▸ **THE PROBLEM**:
Find how many lines of the listing below include the word "JSON", then report the number by itself.

▸ **Items from a figure collection**:
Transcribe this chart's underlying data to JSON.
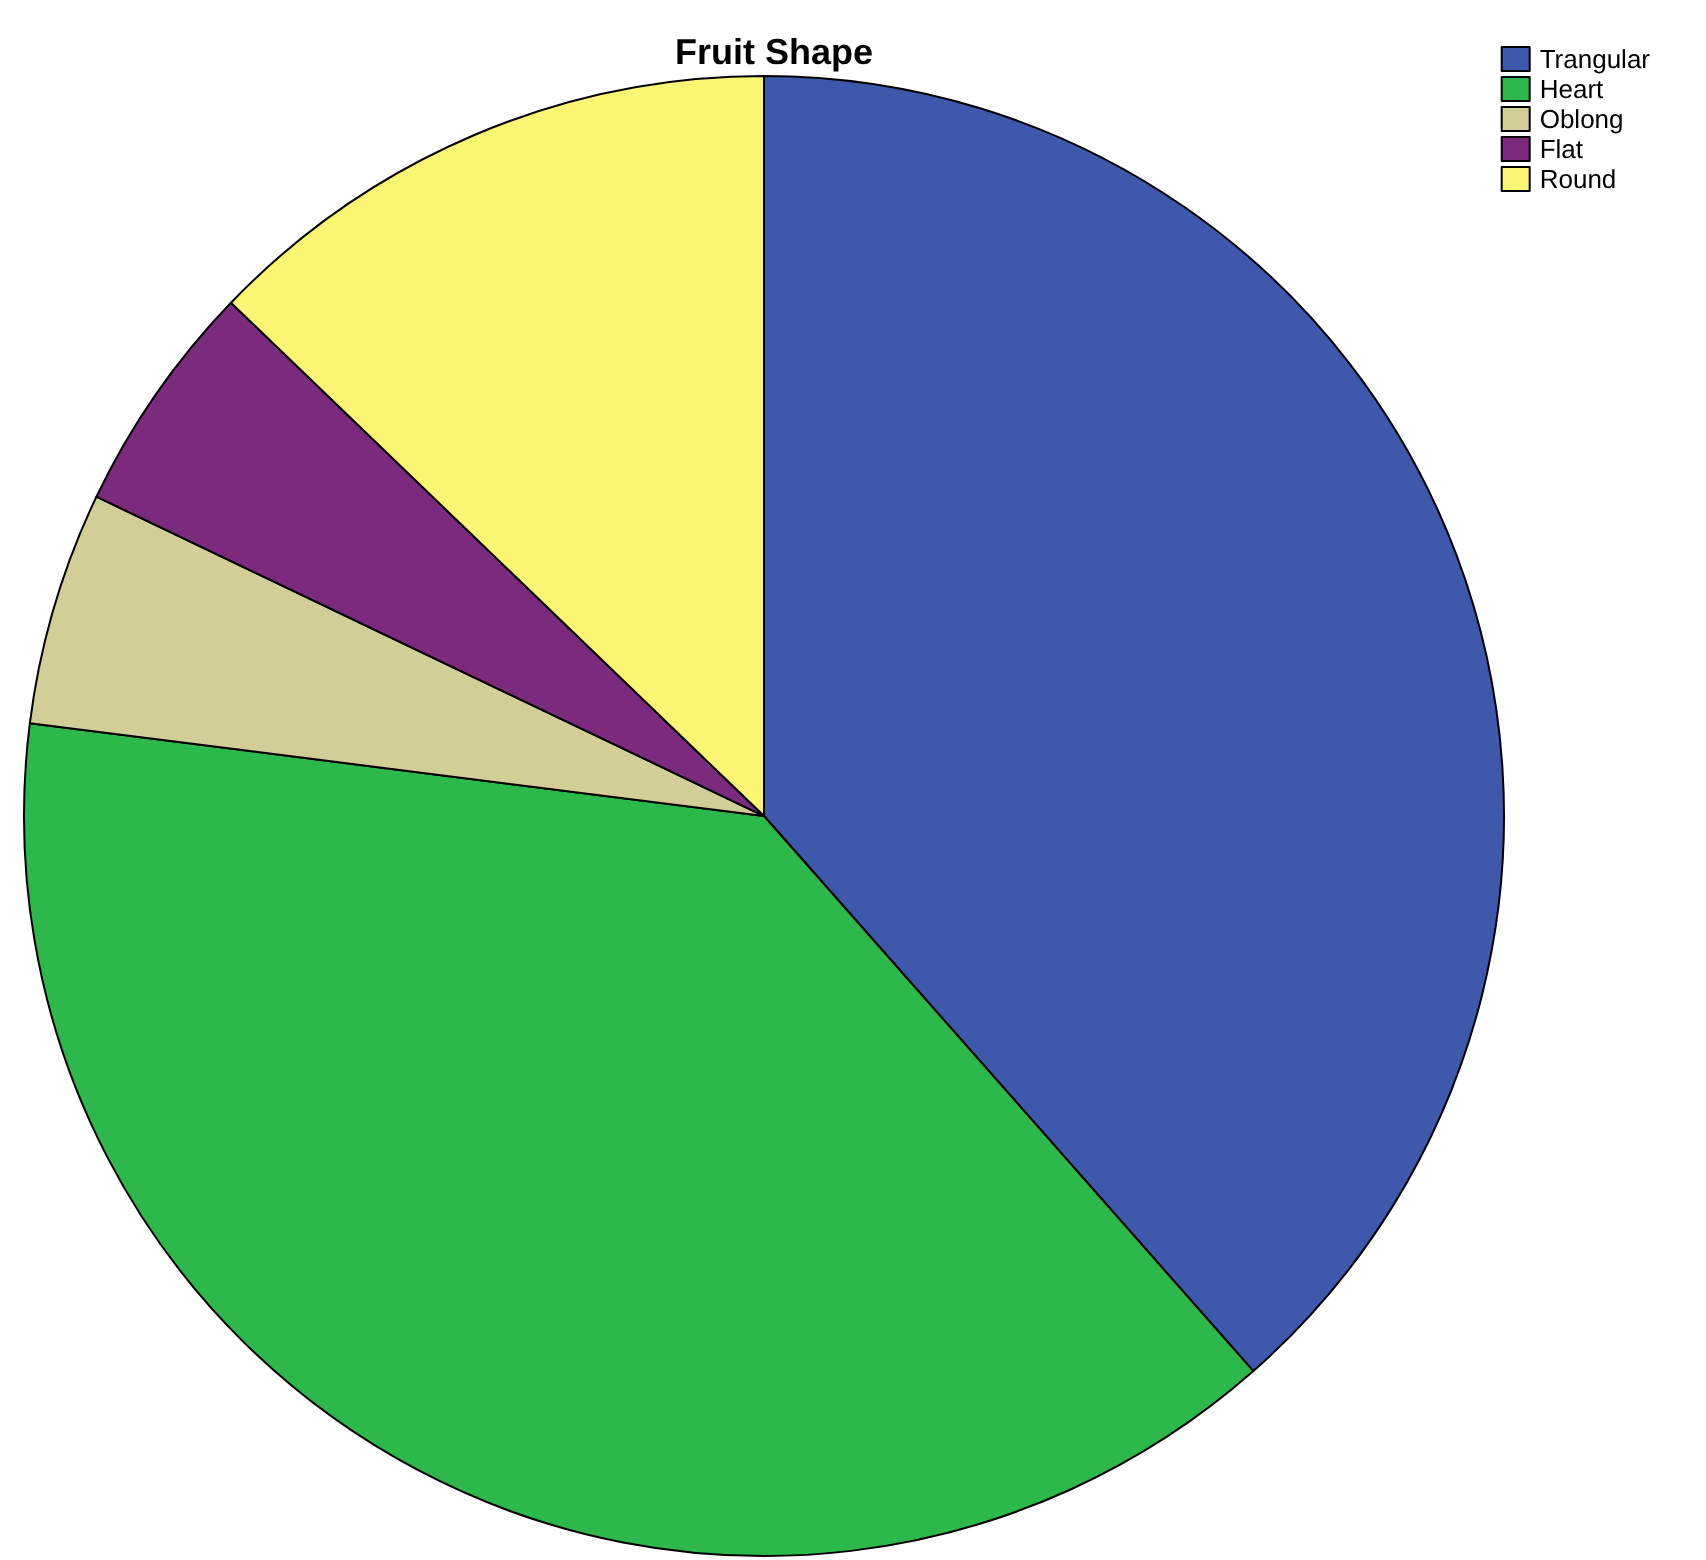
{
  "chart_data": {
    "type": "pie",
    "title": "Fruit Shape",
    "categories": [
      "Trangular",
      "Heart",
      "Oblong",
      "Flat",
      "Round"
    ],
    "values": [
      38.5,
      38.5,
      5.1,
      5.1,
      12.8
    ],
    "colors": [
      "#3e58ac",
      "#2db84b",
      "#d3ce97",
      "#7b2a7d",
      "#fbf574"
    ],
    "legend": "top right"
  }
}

...

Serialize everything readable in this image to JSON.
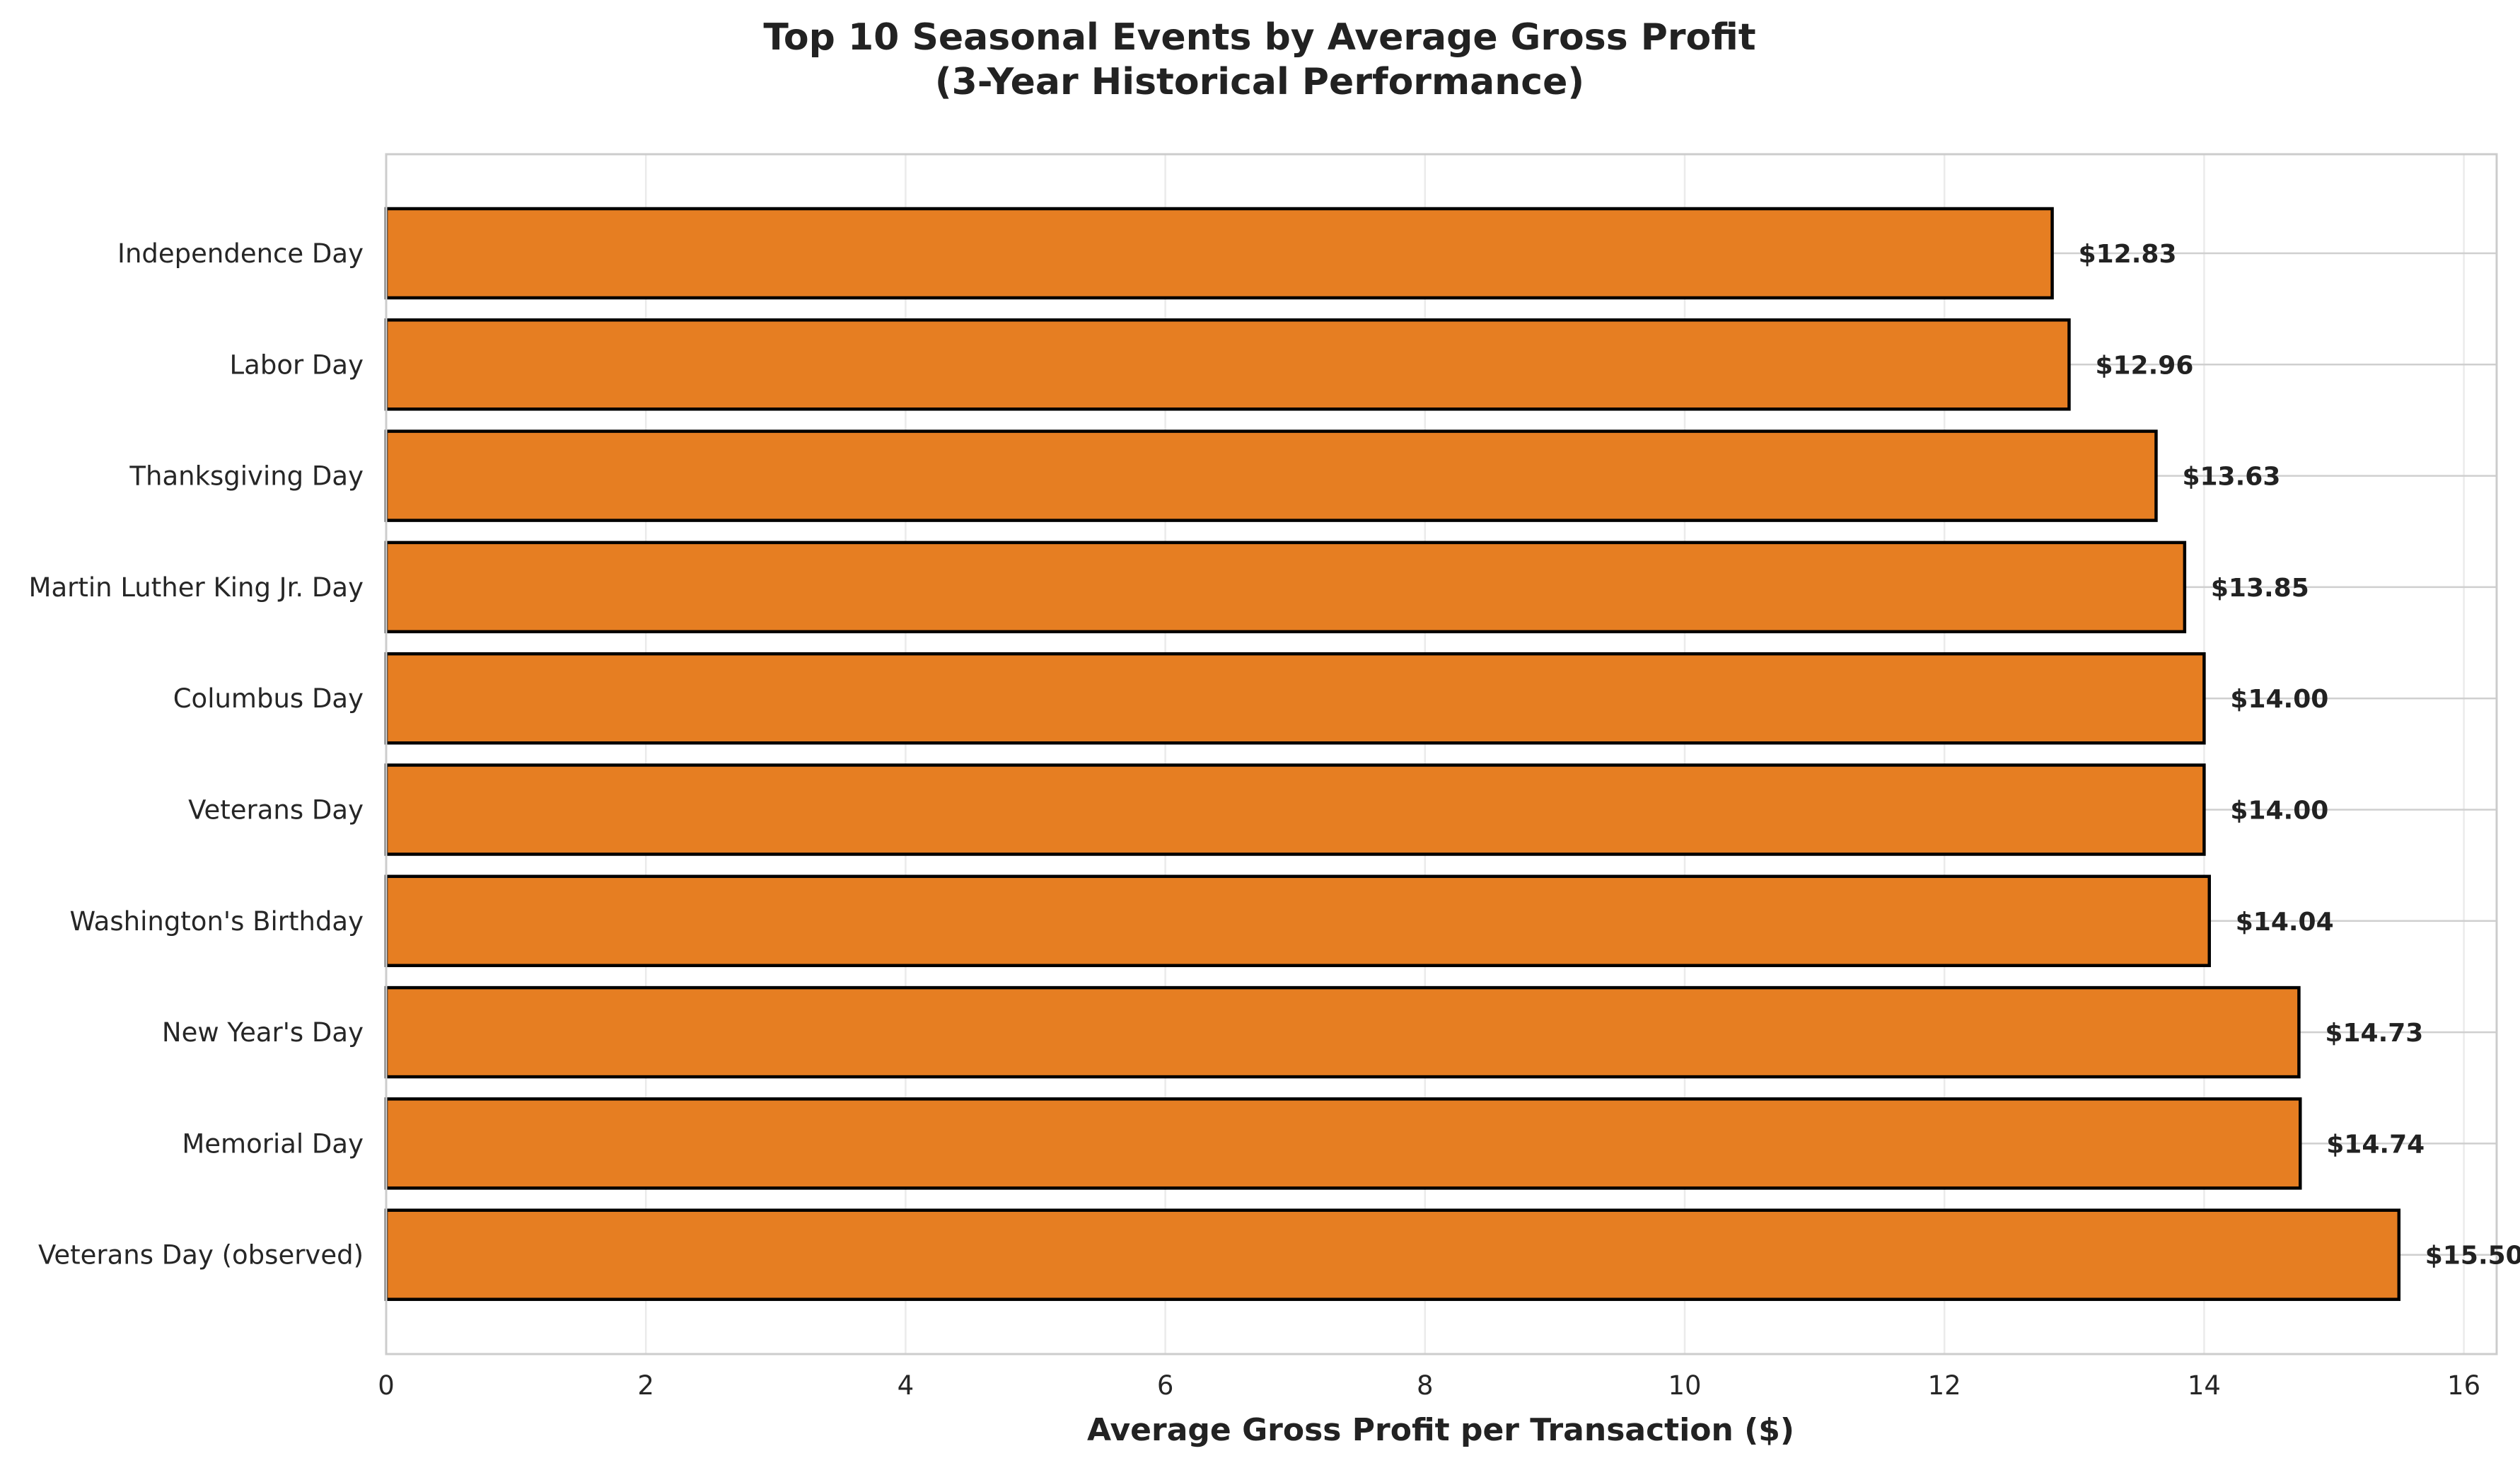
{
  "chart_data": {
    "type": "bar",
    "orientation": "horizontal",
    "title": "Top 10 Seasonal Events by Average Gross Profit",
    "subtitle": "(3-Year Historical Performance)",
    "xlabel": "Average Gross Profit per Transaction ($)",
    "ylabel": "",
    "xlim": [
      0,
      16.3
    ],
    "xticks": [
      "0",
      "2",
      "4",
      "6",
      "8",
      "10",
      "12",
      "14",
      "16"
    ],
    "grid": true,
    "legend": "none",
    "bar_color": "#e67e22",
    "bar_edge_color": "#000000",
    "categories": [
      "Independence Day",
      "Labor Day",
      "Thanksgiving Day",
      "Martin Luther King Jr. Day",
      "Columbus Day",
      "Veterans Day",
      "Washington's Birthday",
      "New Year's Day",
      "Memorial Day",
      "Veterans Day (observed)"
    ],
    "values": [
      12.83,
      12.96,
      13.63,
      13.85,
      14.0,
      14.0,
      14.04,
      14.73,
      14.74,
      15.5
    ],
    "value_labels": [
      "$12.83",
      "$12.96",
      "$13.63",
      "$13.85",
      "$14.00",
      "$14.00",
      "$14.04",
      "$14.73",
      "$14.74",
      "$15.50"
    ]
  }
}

▸ **COMPLETE RESPONSE**:
2